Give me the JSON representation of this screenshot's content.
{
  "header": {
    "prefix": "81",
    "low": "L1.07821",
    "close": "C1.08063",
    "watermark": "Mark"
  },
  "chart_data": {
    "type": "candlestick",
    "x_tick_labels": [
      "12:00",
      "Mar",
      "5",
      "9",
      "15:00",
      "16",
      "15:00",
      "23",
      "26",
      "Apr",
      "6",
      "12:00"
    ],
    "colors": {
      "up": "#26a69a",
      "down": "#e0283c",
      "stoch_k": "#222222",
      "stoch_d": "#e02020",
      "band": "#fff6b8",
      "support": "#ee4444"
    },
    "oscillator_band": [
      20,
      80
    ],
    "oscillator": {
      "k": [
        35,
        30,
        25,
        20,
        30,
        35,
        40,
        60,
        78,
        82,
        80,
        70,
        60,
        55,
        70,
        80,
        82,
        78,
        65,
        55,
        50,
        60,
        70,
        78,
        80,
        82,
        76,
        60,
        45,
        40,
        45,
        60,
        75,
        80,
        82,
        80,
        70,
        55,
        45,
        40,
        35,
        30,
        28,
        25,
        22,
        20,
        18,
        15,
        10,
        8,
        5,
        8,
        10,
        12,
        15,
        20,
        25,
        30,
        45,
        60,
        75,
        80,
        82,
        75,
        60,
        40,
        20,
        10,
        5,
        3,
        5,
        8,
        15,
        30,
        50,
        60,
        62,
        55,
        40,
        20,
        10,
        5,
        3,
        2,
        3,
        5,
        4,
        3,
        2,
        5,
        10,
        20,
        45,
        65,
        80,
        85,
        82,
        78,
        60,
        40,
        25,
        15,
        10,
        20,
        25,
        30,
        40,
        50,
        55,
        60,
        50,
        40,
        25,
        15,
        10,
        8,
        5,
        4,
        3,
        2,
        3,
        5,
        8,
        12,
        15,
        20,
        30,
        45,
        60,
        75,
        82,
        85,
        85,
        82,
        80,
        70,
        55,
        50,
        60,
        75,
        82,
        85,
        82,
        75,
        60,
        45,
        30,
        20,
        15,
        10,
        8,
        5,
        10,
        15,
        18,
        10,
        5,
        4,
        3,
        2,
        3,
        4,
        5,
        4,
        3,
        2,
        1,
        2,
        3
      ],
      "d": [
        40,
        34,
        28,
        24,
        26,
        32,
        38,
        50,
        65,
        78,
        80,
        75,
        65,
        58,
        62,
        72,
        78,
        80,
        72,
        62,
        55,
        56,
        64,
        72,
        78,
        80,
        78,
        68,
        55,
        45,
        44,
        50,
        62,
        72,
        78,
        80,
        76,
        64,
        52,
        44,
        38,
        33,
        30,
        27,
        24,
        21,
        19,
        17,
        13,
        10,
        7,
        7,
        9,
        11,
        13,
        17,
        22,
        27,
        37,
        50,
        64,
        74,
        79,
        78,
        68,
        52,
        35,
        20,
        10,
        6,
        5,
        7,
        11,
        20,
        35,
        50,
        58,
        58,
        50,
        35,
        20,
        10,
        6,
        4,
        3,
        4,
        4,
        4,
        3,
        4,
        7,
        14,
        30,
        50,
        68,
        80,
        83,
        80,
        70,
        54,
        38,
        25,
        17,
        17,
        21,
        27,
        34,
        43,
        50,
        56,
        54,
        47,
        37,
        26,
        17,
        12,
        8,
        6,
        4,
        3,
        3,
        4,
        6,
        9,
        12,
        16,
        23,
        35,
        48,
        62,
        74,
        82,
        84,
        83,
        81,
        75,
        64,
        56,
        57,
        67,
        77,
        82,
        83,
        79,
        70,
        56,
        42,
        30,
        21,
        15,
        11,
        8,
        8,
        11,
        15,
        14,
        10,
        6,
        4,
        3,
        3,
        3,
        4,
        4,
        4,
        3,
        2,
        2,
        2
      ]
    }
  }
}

########

**THE PROBLEM**. Print the listing above in full, exactly as it is.

**OUTPUT BELOW**.
Give me the JSON representation of this screenshot's content.
{
  "header": {
    "prefix": "81",
    "low": "L1.07821",
    "close": "C1.08063",
    "watermark": "Mark"
  },
  "chart_data": {
    "type": "candlestick",
    "x_tick_labels": [
      "12:00",
      "Mar",
      "5",
      "9",
      "15:00",
      "16",
      "15:00",
      "23",
      "26",
      "Apr",
      "6",
      "12:00"
    ],
    "colors": {
      "up": "#26a69a",
      "down": "#e0283c",
      "stoch_k": "#222222",
      "stoch_d": "#e02020",
      "band": "#fff6b8",
      "support": "#ee4444"
    },
    "oscillator_band": [
      20,
      80
    ],
    "oscillator": {
      "k": [
        35,
        30,
        25,
        20,
        30,
        35,
        40,
        60,
        78,
        82,
        80,
        70,
        60,
        55,
        70,
        80,
        82,
        78,
        65,
        55,
        50,
        60,
        70,
        78,
        80,
        82,
        76,
        60,
        45,
        40,
        45,
        60,
        75,
        80,
        82,
        80,
        70,
        55,
        45,
        40,
        35,
        30,
        28,
        25,
        22,
        20,
        18,
        15,
        10,
        8,
        5,
        8,
        10,
        12,
        15,
        20,
        25,
        30,
        45,
        60,
        75,
        80,
        82,
        75,
        60,
        40,
        20,
        10,
        5,
        3,
        5,
        8,
        15,
        30,
        50,
        60,
        62,
        55,
        40,
        20,
        10,
        5,
        3,
        2,
        3,
        5,
        4,
        3,
        2,
        5,
        10,
        20,
        45,
        65,
        80,
        85,
        82,
        78,
        60,
        40,
        25,
        15,
        10,
        20,
        25,
        30,
        40,
        50,
        55,
        60,
        50,
        40,
        25,
        15,
        10,
        8,
        5,
        4,
        3,
        2,
        3,
        5,
        8,
        12,
        15,
        20,
        30,
        45,
        60,
        75,
        82,
        85,
        85,
        82,
        80,
        70,
        55,
        50,
        60,
        75,
        82,
        85,
        82,
        75,
        60,
        45,
        30,
        20,
        15,
        10,
        8,
        5,
        10,
        15,
        18,
        10,
        5,
        4,
        3,
        2,
        3,
        4,
        5,
        4,
        3,
        2,
        1,
        2,
        3
      ],
      "d": [
        40,
        34,
        28,
        24,
        26,
        32,
        38,
        50,
        65,
        78,
        80,
        75,
        65,
        58,
        62,
        72,
        78,
        80,
        72,
        62,
        55,
        56,
        64,
        72,
        78,
        80,
        78,
        68,
        55,
        45,
        44,
        50,
        62,
        72,
        78,
        80,
        76,
        64,
        52,
        44,
        38,
        33,
        30,
        27,
        24,
        21,
        19,
        17,
        13,
        10,
        7,
        7,
        9,
        11,
        13,
        17,
        22,
        27,
        37,
        50,
        64,
        74,
        79,
        78,
        68,
        52,
        35,
        20,
        10,
        6,
        5,
        7,
        11,
        20,
        35,
        50,
        58,
        58,
        50,
        35,
        20,
        10,
        6,
        4,
        3,
        4,
        4,
        4,
        3,
        4,
        7,
        14,
        30,
        50,
        68,
        80,
        83,
        80,
        70,
        54,
        38,
        25,
        17,
        17,
        21,
        27,
        34,
        43,
        50,
        56,
        54,
        47,
        37,
        26,
        17,
        12,
        8,
        6,
        4,
        3,
        3,
        4,
        6,
        9,
        12,
        16,
        23,
        35,
        48,
        62,
        74,
        82,
        84,
        83,
        81,
        75,
        64,
        56,
        57,
        67,
        77,
        82,
        83,
        79,
        70,
        56,
        42,
        30,
        21,
        15,
        11,
        8,
        8,
        11,
        15,
        14,
        10,
        6,
        4,
        3,
        3,
        3,
        4,
        4,
        4,
        3,
        2,
        2,
        2
      ]
    }
  }
}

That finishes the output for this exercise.